EXERCISE OBJECTIVE: Read through the entries below and return each line with the word "this".

:: DATA PROVIDED

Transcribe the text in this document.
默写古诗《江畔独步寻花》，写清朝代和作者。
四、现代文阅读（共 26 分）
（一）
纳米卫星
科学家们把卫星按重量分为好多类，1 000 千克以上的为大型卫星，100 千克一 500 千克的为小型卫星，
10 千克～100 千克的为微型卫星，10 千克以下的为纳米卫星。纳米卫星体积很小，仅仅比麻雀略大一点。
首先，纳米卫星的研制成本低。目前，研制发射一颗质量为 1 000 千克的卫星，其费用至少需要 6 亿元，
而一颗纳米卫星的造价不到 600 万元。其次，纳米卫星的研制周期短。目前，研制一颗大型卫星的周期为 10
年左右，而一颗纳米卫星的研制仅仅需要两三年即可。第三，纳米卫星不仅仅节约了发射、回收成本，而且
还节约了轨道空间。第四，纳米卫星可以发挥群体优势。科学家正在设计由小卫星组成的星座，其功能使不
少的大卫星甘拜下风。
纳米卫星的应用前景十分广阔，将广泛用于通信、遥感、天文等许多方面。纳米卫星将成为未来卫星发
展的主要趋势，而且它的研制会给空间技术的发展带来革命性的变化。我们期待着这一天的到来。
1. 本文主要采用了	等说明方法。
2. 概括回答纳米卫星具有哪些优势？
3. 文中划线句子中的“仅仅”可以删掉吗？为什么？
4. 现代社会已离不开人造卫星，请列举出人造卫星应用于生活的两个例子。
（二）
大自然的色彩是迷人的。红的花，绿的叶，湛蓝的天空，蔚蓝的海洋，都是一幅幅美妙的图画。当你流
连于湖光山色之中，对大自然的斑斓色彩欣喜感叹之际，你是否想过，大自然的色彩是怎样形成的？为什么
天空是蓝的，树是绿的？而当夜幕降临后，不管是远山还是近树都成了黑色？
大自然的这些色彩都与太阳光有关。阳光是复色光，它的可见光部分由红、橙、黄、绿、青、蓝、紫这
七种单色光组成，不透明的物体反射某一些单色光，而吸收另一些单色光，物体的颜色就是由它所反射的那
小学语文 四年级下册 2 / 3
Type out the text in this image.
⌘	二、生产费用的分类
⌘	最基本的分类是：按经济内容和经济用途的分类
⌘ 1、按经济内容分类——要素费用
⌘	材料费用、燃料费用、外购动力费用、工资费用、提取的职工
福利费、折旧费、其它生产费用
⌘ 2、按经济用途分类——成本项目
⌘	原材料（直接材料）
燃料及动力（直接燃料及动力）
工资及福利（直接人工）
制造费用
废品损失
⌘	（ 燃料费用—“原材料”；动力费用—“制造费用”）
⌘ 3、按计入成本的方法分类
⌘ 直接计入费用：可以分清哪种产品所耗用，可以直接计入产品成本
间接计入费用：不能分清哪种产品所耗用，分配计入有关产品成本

::::

WRITTEN ANSWER:
Transcribe the text in this document.
Type out the text in this image.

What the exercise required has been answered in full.